» **STATED EXERCISE**
Extract the full listing verbatim and drop any pictures from your copy.

» **RECORDS FOR THE TASK**
☆ ☆ ☆

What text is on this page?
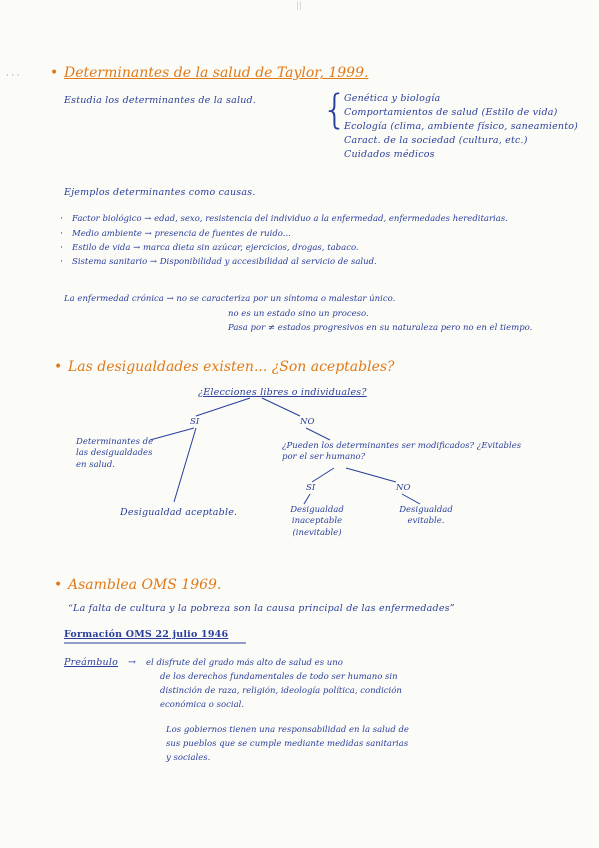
||
· · · • Determinantes de la salud de Taylor, 1999.
Estudia los determinantes de la salud. {
Genética y biología
Comportamientos de salud (Estilo de vida)
Ecología (clima, ambiente físico, saneamiento)
Caract. de la sociedad (cultura, etc.)
Cuidados médicos
Ejemplos determinantes como causas.
· Factor biológico → edad, sexo, resistencia del individuo a la enfermedad, enfermedades hereditarias.
· Medio ambiente → presencia de fuentes de ruido...
· Estilo de vida → marca dieta sin azúcar, ejercicios, drogas, tabaco.
· Sistema sanitario → Disponibilidad y accesibilidad al servicio de salud.
La enfermedad crónica → no se caracteriza por un síntoma o malestar único.
no es un estado sino un proceso.
Pasa por ≠ estados progresivos en su naturaleza pero no en el tiempo.
• Las desigualdades existen... ¿Son aceptables?
¿Elecciones libres o individuales?
SI	NO
Determinantes de las desigualdades en salud.
¿Pueden los determinantes ser modificados? ¿Evitables por el ser humano?
SI	NO
Desigualdad aceptable.	Desigualdad inaceptable (inevitable)
Desigualdad evitable.
• Asamblea OMS 1969.
“La falta de cultura y la pobreza son la causa principal de las enfermedades”
Formación OMS 22 julio 1946
Preámbulo → el disfrute del grado más alto de salud es uno
de los derechos fundamentales de todo ser humano sin
distinción de raza, religión, ideología política, condición
económica o social.
Los gobiernos tienen una responsabilidad en la salud de
sus pueblos que se cumple mediante medidas sanitarias
y sociales.
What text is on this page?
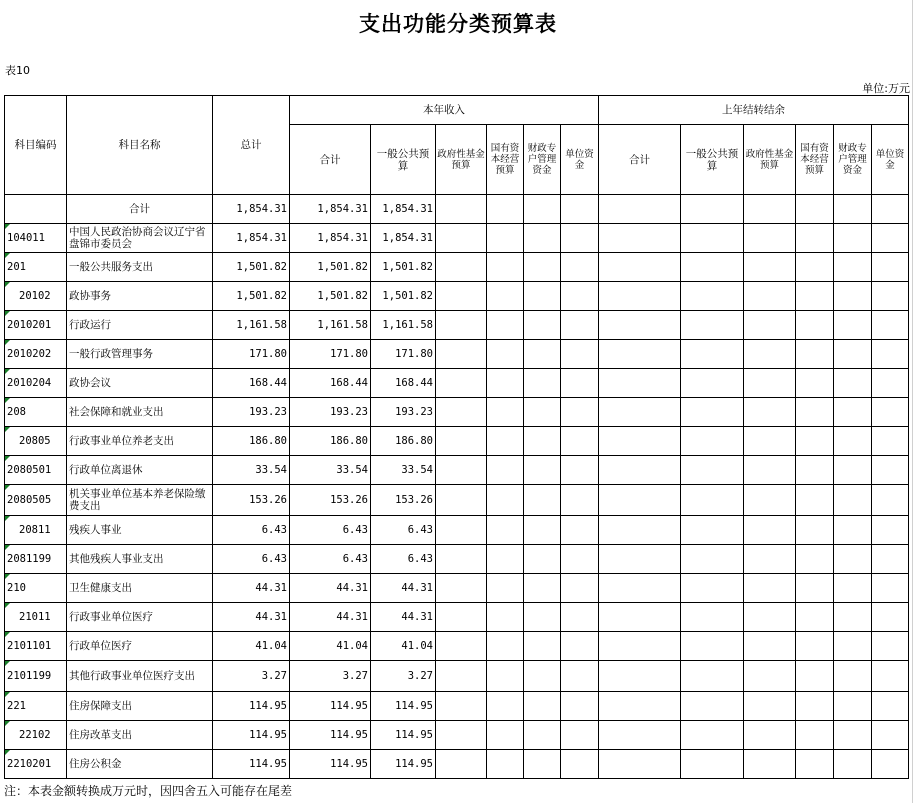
支出功能分类预算表
表10
单位:万元
科目编码	科目名称	总计	本年收入						上年结转结余					
			合计	一般公共预算	政府性基金预算	国有资本经营预算	财政专户管理资金	单位资金	合计	一般公共预算	政府性基金预算	国有资本经营预算	财政专户管理资金	单位资金
	合计	1,854.31	1,854.31	1,854.31										

104011	中国人民政治协商会议辽宁省盘锦市委员会	1,854.31	1,854.31	1,854.31										

201	一般公共服务支出	1,501.82	1,501.82	1,501.82										

20102	政协事务	1,501.82	1,501.82	1,501.82										

2010201	行政运行	1,161.58	1,161.58	1,161.58										

2010202	一般行政管理事务	171.80	171.80	171.80										

2010204	政协会议	168.44	168.44	168.44										

208	社会保障和就业支出	193.23	193.23	193.23										

20805	行政事业单位养老支出	186.80	186.80	186.80										

2080501	行政单位离退休	33.54	33.54	33.54										

2080505	机关事业单位基本养老保险缴费支出	153.26	153.26	153.26										

20811	残疾人事业	6.43	6.43	6.43										

2081199	其他残疾人事业支出	6.43	6.43	6.43										

210	卫生健康支出	44.31	44.31	44.31										

21011	行政事业单位医疗	44.31	44.31	44.31										

2101101	行政单位医疗	41.04	41.04	41.04										

2101199	其他行政事业单位医疗支出	3.27	3.27	3.27										

221	住房保障支出	114.95	114.95	114.95										

22102	住房改革支出	114.95	114.95	114.95										

2210201	住房公积金	114.95	114.95	114.95										
注：本表金额转换成万元时，因四舍五入可能存在尾差
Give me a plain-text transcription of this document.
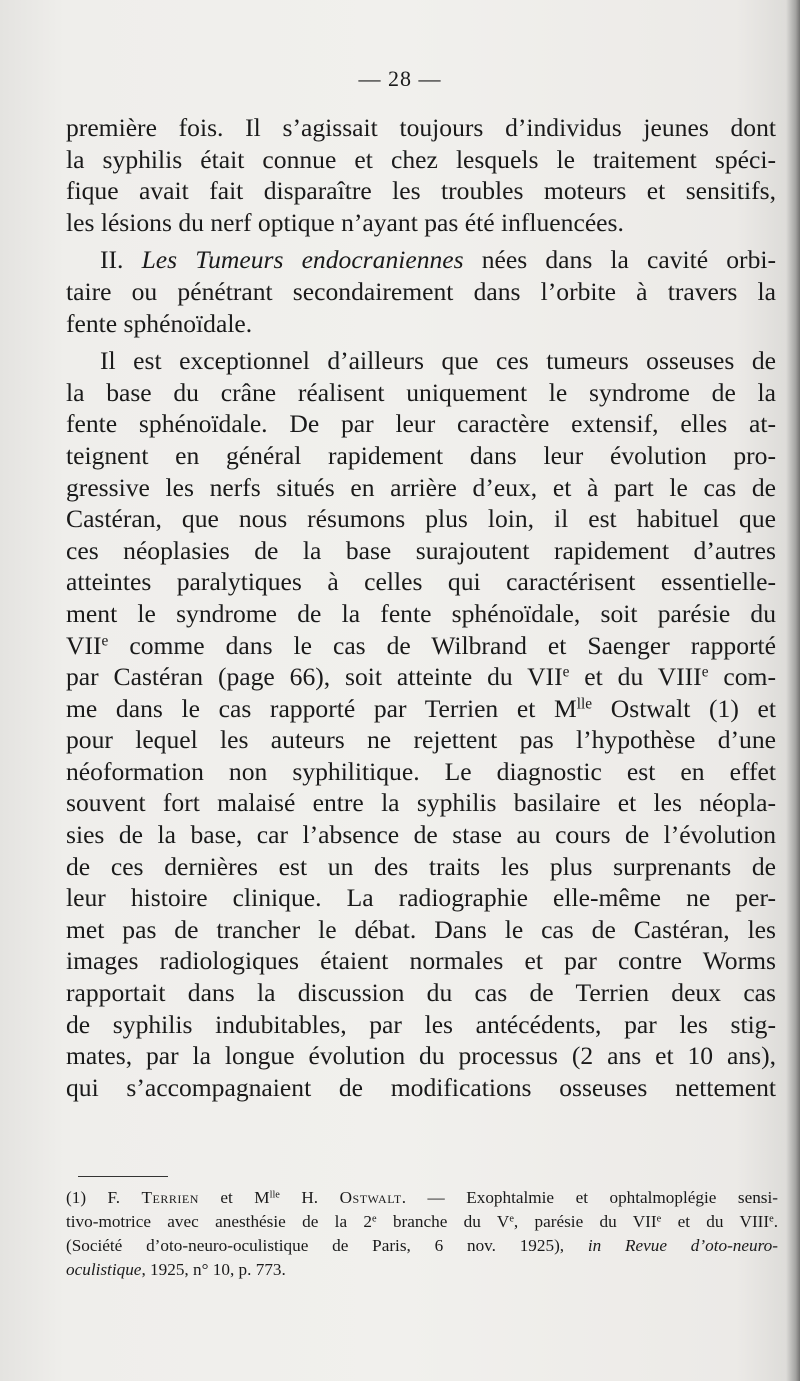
— 28 —

première fois. Il s’agissait toujours d’individus jeunes dont
la syphilis était connue et chez lesquels le traitement spéci-
fique avait fait disparaître les troubles moteurs et sensitifs,
les lésions du nerf optique n’ayant pas été influencées.

II. Les Tumeurs endocraniennes nées dans la cavité orbi-
taire ou pénétrant secondairement dans l’orbite à travers la
fente sphénoïdale.

Il est exceptionnel d’ailleurs que ces tumeurs osseuses de
la base du crâne réalisent uniquement le syndrome de la
fente sphénoïdale. De par leur caractère extensif, elles at-
teignent en général rapidement dans leur évolution pro-
gressive les nerfs situés en arrière d’eux, et à part le cas de
Castéran, que nous résumons plus loin, il est habituel que
ces néoplasies de la base surajoutent rapidement d’autres
atteintes paralytiques à celles qui caractérisent essentielle-
ment le syndrome de la fente sphénoïdale, soit parésie du
VIIe comme dans le cas de Wilbrand et Saenger rapporté
par Castéran (page 66), soit atteinte du VIIe et du VIIIe com-
me dans le cas rapporté par Terrien et $M^{lle}$ Ostwalt (1) et
pour lequel les auteurs ne rejettent pas l’hypothèse d’une
néoformation non syphilitique. Le diagnostic est en effet
souvent fort malaisé entre la syphilis basilaire et les néopla-
sies de la base, car l’absence de stase au cours de l’évolution
de ces dernières est un des traits les plus surprenants de
leur histoire clinique. La radiographie elle-même ne per-
met pas de trancher le débat. Dans le cas de Castéran, les
images radiologiques étaient normales et par contre Worms
rapportait dans la discussion du cas de Terrien deux cas
de syphilis indubitables, par les antécédents, par les stig-
mates, par la longue évolution du processus (2 ans et 10 ans),
qui s’accompagnaient de modifications osseuses nettement

(1) F. Terrien et $M^{lle}$ H. Ostwalt. — Exophtalmie et ophtalmoplégie sensi-
tivo-motrice avec anesthésie de la 2e branche du Ve, parésie du VIIe et du VIIIe.
(Société d’oto-neuro-oculistique de Paris, 6 nov. 1925), in Revue d’oto-neuro-
oculistique, 1925, n° 10, p. 773.
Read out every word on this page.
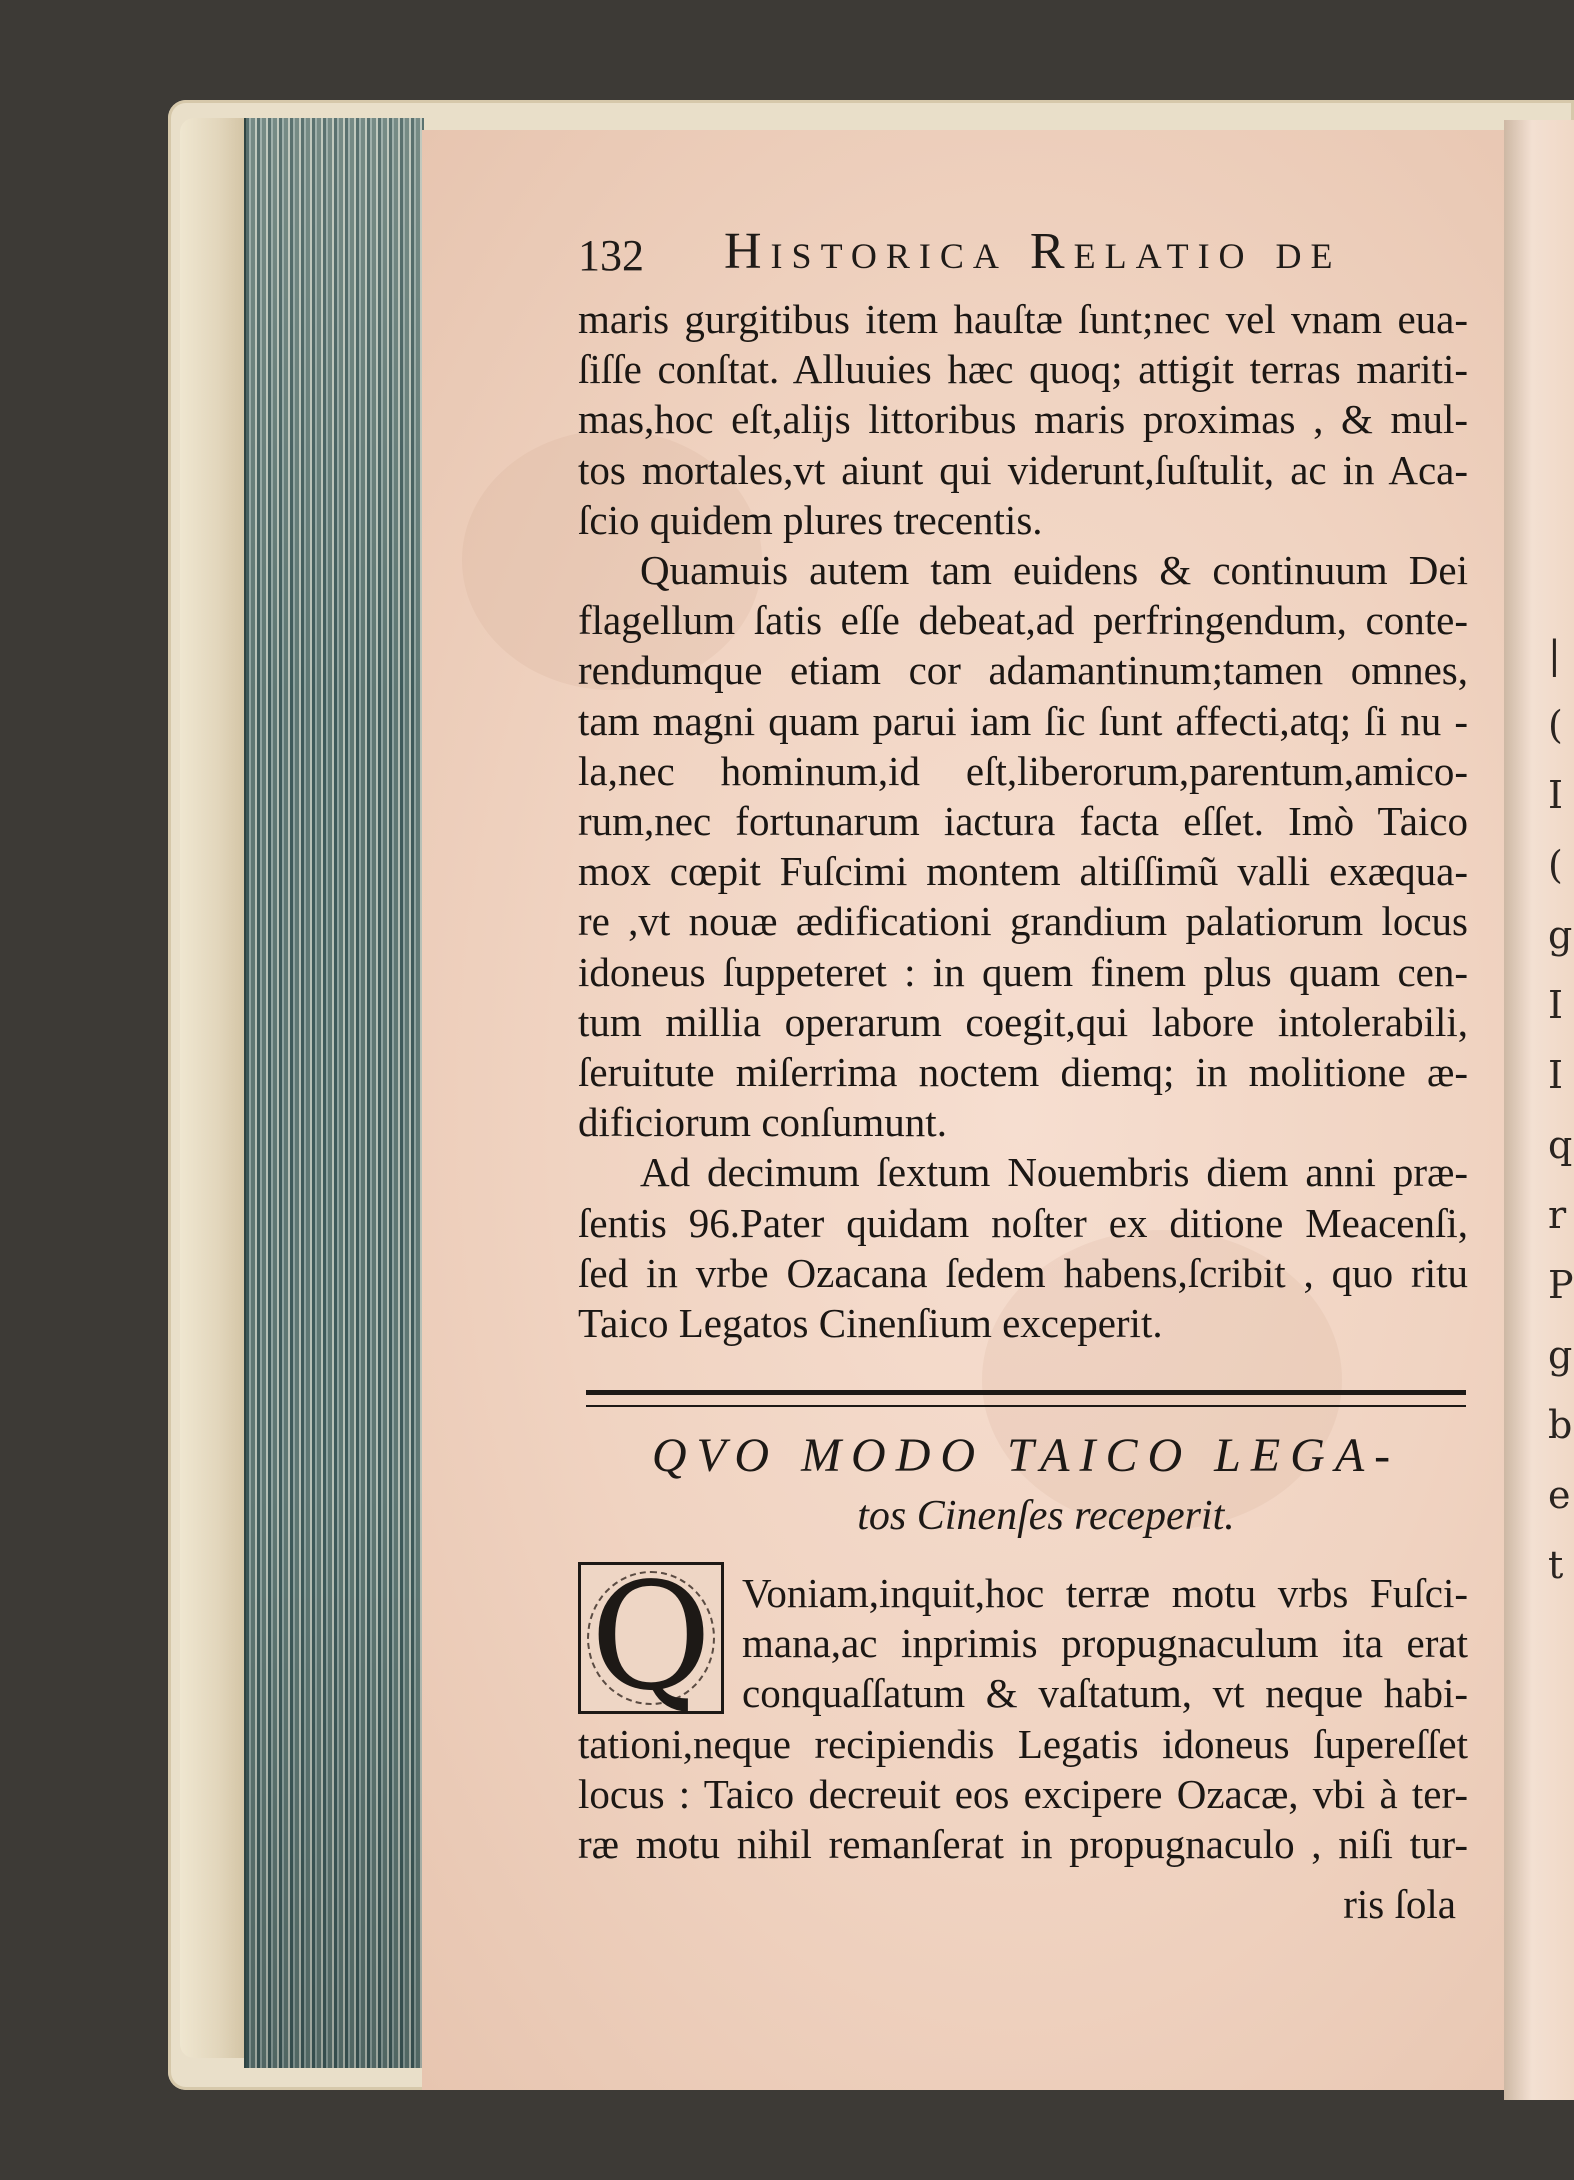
|
(
I
(
g
I
I
q
r
P
g
b
e
t
132 Historica Relatio de
maris gurgitibus item hauſtæ ſunt;nec vel vnam eua-
ſiſſe conſtat. Alluuies hæc quoq; attigit terras mariti-
mas,hoc eſt,alijs littoribus maris proximas , & mul-
tos mortales,vt aiunt qui viderunt,ſuſtulit, ac in Aca-
ſcio quidem plures trecentis.
Quamuis autem tam euidens & continuum Dei
flagellum ſatis eſſe debeat,ad perfringendum, conte-
rendumque etiam cor adamantinum;tamen omnes,
tam magni quam parui iam ſic ſunt affecti,atq; ſi nu -
la,nec hominum,id eſt,liberorum,parentum,amico-
rum,nec fortunarum iactura facta eſſet. Imò Taico
mox cœpit Fuſcimi montem altiſſimũ valli exæqua-
re ,vt nouæ ædificationi grandium palatiorum locus
idoneus ſuppeteret : in quem finem plus quam cen-
tum millia operarum coegit,qui labore intolerabili,
ſeruitute miſerrima noctem diemq; in molitione æ-
dificiorum conſumunt.
Ad decimum ſextum Nouembris diem anni præ-
ſentis 96.Pater quidam noſter ex ditione Meacenſi,
ſed in vrbe Ozacana ſedem habens,ſcribit , quo ritu
Taico Legatos Cinenſium exceperit.
QVO MODO TAICO LEGA-
tos Cinenſes receperit.
Q Voniam,inquit,hoc terræ motu vrbs Fuſci-
mana,ac inprimis propugnaculum ita erat
conquaſſatum & vaſtatum, vt neque habi-
tationi,neque recipiendis Legatis idoneus ſupereſſet
locus : Taico decreuit eos excipere Ozacæ, vbi à ter-
ræ motu nihil remanſerat in propugnaculo , niſi tur-
ris ſola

☆ ☆ ☆

» **EXERCISE SOLUTION**
What text is on this page?
||
· · · • Determinantes de la salud de Taylor, 1999.
Estudia los determinantes de la salud. {
Genética y biología
Comportamientos de salud (Estilo de vida)
Ecología (clima, ambiente físico, saneamiento)
Caract. de la sociedad (cultura, etc.)
Cuidados médicos
Ejemplos determinantes como causas.
· Factor biológico → edad, sexo, resistencia del individuo a la enfermedad, enfermedades hereditarias.
· Medio ambiente → presencia de fuentes de ruido...
· Estilo de vida → marca dieta sin azúcar, ejercicios, drogas, tabaco.
· Sistema sanitario → Disponibilidad y accesibilidad al servicio de salud.
La enfermedad crónica → no se caracteriza por un síntoma o malestar único.
no es un estado sino un proceso.
Pasa por ≠ estados progresivos en su naturaleza pero no en el tiempo.
• Las desigualdades existen... ¿Son aceptables?
¿Elecciones libres o individuales?
SI	NO
Determinantes de las desigualdades en salud.
¿Pueden los determinantes ser modificados? ¿Evitables por el ser humano?
SI	NO
Desigualdad aceptable.	Desigualdad inaceptable (inevitable)
Desigualdad evitable.
• Asamblea OMS 1969.
“La falta de cultura y la pobreza son la causa principal de las enfermedades”
Formación OMS 22 julio 1946
Preámbulo → el disfrute del grado más alto de salud es uno
de los derechos fundamentales de todo ser humano sin
distinción de raza, religión, ideología política, condición
económica o social.
Los gobiernos tienen una responsabilidad en la salud de
sus pueblos que se cumple mediante medidas sanitarias
y sociales.
What text is on this page?
支出功能分类预算表
表10
单位:万元
科目编码	科目名称	总计	本年收入						上年结转结余					
			合计	一般公共预算	政府性基金预算	国有资本经营预算	财政专户管理资金	单位资金	合计	一般公共预算	政府性基金预算	国有资本经营预算	财政专户管理资金	单位资金
	合计	1,854.31	1,854.31	1,854.31										

104011	中国人民政治协商会议辽宁省盘锦市委员会	1,854.31	1,854.31	1,854.31										

201	一般公共服务支出	1,501.82	1,501.82	1,501.82										

20102	政协事务	1,501.82	1,501.82	1,501.82										

2010201	行政运行	1,161.58	1,161.58	1,161.58										

2010202	一般行政管理事务	171.80	171.80	171.80										

2010204	政协会议	168.44	168.44	168.44										

208	社会保障和就业支出	193.23	193.23	193.23										

20805	行政事业单位养老支出	186.80	186.80	186.80										

2080501	行政单位离退休	33.54	33.54	33.54										

2080505	机关事业单位基本养老保险缴费支出	153.26	153.26	153.26										

20811	残疾人事业	6.43	6.43	6.43										

2081199	其他残疾人事业支出	6.43	6.43	6.43										

210	卫生健康支出	44.31	44.31	44.31										

21011	行政事业单位医疗	44.31	44.31	44.31										

2101101	行政单位医疗	41.04	41.04	41.04										

2101199	其他行政事业单位医疗支出	3.27	3.27	3.27										

221	住房保障支出	114.95	114.95	114.95										

22102	住房改革支出	114.95	114.95	114.95										

2210201	住房公积金	114.95	114.95	114.95										
注：本表金额转换成万元时，因四舍五入可能存在尾差
Give me a plain-text transcription of this document.
— 28 —

première fois. Il s’agissait toujours d’individus jeunes dont
la syphilis était connue et chez lesquels le traitement spéci-
fique avait fait disparaître les troubles moteurs et sensitifs,
les lésions du nerf optique n’ayant pas été influencées.

II. Les Tumeurs endocraniennes nées dans la cavité orbi-
taire ou pénétrant secondairement dans l’orbite à travers la
fente sphénoïdale.

Il est exceptionnel d’ailleurs que ces tumeurs osseuses de
la base du crâne réalisent uniquement le syndrome de la
fente sphénoïdale. De par leur caractère extensif, elles at-
teignent en général rapidement dans leur évolution pro-
gressive les nerfs situés en arrière d’eux, et à part le cas de
Castéran, que nous résumons plus loin, il est habituel que
ces néoplasies de la base surajoutent rapidement d’autres
atteintes paralytiques à celles qui caractérisent essentielle-
ment le syndrome de la fente sphénoïdale, soit parésie du
VIIe comme dans le cas de Wilbrand et Saenger rapporté
par Castéran (page 66), soit atteinte du VIIe et du VIIIe com-
me dans le cas rapporté par Terrien et $M^{lle}$ Ostwalt (1) et
pour lequel les auteurs ne rejettent pas l’hypothèse d’une
néoformation non syphilitique. Le diagnostic est en effet
souvent fort malaisé entre la syphilis basilaire et les néopla-
sies de la base, car l’absence de stase au cours de l’évolution
de ces dernières est un des traits les plus surprenants de
leur histoire clinique. La radiographie elle-même ne per-
met pas de trancher le débat. Dans le cas de Castéran, les
images radiologiques étaient normales et par contre Worms
rapportait dans la discussion du cas de Terrien deux cas
de syphilis indubitables, par les antécédents, par les stig-
mates, par la longue évolution du processus (2 ans et 10 ans),
qui s’accompagnaient de modifications osseuses nettement

(1) F. Terrien et $M^{lle}$ H. Ostwalt. — Exophtalmie et ophtalmoplégie sensi-
tivo-motrice avec anesthésie de la 2e branche du Ve, parésie du VIIe et du VIIIe.
(Société d’oto-neuro-oculistique de Paris, 6 nov. 1925), in Revue d’oto-neuro-
oculistique, 1925, n° 10, p. 773.
Read out every word on this page.
|
(
I
(
g
I
I
q
r
P
g
b
e
t
132 Historica Relatio de
maris gurgitibus item hauſtæ ſunt;nec vel vnam eua-
ſiſſe conſtat. Alluuies hæc quoq; attigit terras mariti-
mas,hoc eſt,alijs littoribus maris proximas , & mul-
tos mortales,vt aiunt qui viderunt,ſuſtulit, ac in Aca-
ſcio quidem plures trecentis.
Quamuis autem tam euidens & continuum Dei
flagellum ſatis eſſe debeat,ad perfringendum, conte-
rendumque etiam cor adamantinum;tamen omnes,
tam magni quam parui iam ſic ſunt affecti,atq; ſi nu -
la,nec hominum,id eſt,liberorum,parentum,amico-
rum,nec fortunarum iactura facta eſſet. Imò Taico
mox cœpit Fuſcimi montem altiſſimũ valli exæqua-
re ,vt nouæ ædificationi grandium palatiorum locus
idoneus ſuppeteret : in quem finem plus quam cen-
tum millia operarum coegit,qui labore intolerabili,
ſeruitute miſerrima noctem diemq; in molitione æ-
dificiorum conſumunt.
Ad decimum ſextum Nouembris diem anni præ-
ſentis 96.Pater quidam noſter ex ditione Meacenſi,
ſed in vrbe Ozacana ſedem habens,ſcribit , quo ritu
Taico Legatos Cinenſium exceperit.
QVO MODO TAICO LEGA-
tos Cinenſes receperit.
Q Voniam,inquit,hoc terræ motu vrbs Fuſci-
mana,ac inprimis propugnaculum ita erat
conquaſſatum & vaſtatum, vt neque habi-
tationi,neque recipiendis Legatis idoneus ſupereſſet
locus : Taico decreuit eos excipere Ozacæ, vbi à ter-
ræ motu nihil remanſerat in propugnaculo , niſi tur-
ris ſola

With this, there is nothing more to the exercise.